Omit the images, then output each of the records below exactly.
-- Start Raw data --
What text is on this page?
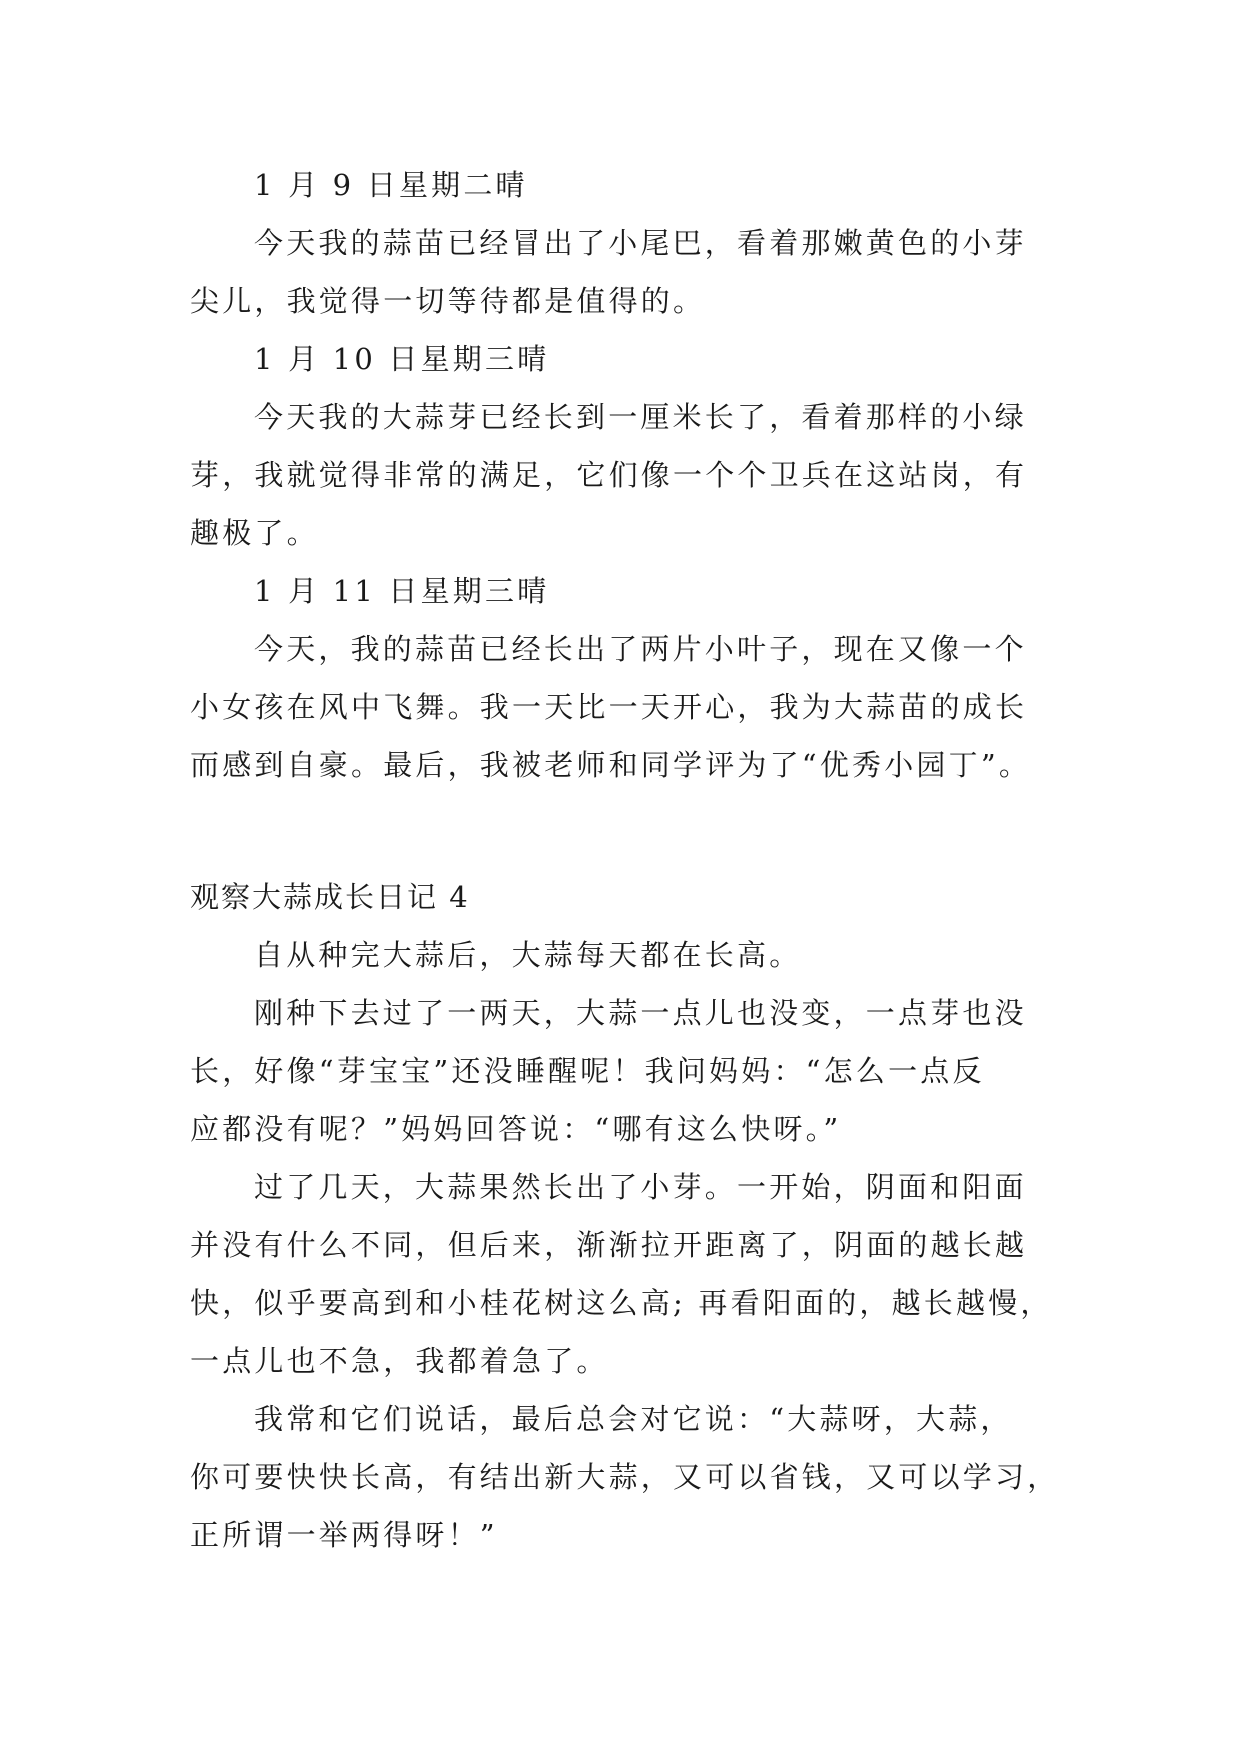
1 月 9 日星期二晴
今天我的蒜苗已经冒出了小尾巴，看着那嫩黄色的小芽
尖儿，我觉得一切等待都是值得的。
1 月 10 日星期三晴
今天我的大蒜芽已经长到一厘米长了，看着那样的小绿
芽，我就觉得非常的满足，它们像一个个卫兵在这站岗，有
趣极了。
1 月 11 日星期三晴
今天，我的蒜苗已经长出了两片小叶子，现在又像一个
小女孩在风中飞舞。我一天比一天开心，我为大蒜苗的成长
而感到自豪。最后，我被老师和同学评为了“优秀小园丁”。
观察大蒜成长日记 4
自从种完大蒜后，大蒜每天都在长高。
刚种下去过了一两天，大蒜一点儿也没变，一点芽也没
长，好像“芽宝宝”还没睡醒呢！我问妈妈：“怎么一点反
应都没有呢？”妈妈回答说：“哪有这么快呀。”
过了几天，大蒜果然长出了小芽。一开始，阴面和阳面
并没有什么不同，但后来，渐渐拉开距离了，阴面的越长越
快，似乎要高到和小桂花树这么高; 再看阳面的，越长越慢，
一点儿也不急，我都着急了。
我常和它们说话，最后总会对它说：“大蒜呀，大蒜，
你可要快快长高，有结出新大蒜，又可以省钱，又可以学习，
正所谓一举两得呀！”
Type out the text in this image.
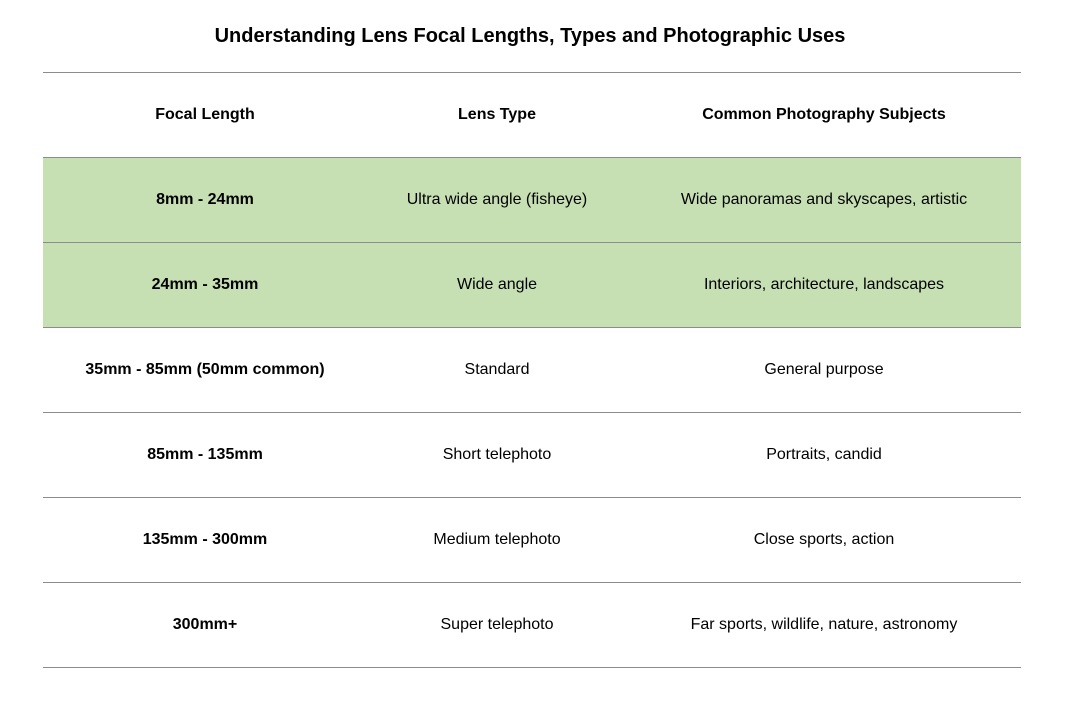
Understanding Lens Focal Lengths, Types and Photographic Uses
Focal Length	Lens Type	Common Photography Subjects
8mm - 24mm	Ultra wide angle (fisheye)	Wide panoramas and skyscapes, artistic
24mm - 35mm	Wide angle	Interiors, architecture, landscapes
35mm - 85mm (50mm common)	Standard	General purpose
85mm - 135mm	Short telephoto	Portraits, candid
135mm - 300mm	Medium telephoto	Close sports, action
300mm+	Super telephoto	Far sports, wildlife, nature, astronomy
-- End Raw data --
▶ [Task output]:
What text is on this page?
1 月 9 日星期二晴
今天我的蒜苗已经冒出了小尾巴，看着那嫩黄色的小芽
尖儿，我觉得一切等待都是值得的。
1 月 10 日星期三晴
今天我的大蒜芽已经长到一厘米长了，看着那样的小绿
芽，我就觉得非常的满足，它们像一个个卫兵在这站岗，有
趣极了。
1 月 11 日星期三晴
今天，我的蒜苗已经长出了两片小叶子，现在又像一个
小女孩在风中飞舞。我一天比一天开心，我为大蒜苗的成长
而感到自豪。最后，我被老师和同学评为了“优秀小园丁”。
观察大蒜成长日记 4
自从种完大蒜后，大蒜每天都在长高。
刚种下去过了一两天，大蒜一点儿也没变，一点芽也没
长，好像“芽宝宝”还没睡醒呢！我问妈妈：“怎么一点反
应都没有呢？”妈妈回答说：“哪有这么快呀。”
过了几天，大蒜果然长出了小芽。一开始，阴面和阳面
并没有什么不同，但后来，渐渐拉开距离了，阴面的越长越
快，似乎要高到和小桂花树这么高; 再看阳面的，越长越慢，
一点儿也不急，我都着急了。
我常和它们说话，最后总会对它说：“大蒜呀，大蒜，
你可要快快长高，有结出新大蒜，又可以省钱，又可以学习，
正所谓一举两得呀！”
Type out the text in this image.
Understanding Lens Focal Lengths, Types and Photographic Uses
Focal Length	Lens Type	Common Photography Subjects
8mm - 24mm	Ultra wide angle (fisheye)	Wide panoramas and skyscapes, artistic
24mm - 35mm	Wide angle	Interiors, architecture, landscapes
35mm - 85mm (50mm common)	Standard	General purpose
85mm - 135mm	Short telephoto	Portraits, candid
135mm - 300mm	Medium telephoto	Close sports, action
300mm+	Super telephoto	Far sports, wildlife, nature, astronomy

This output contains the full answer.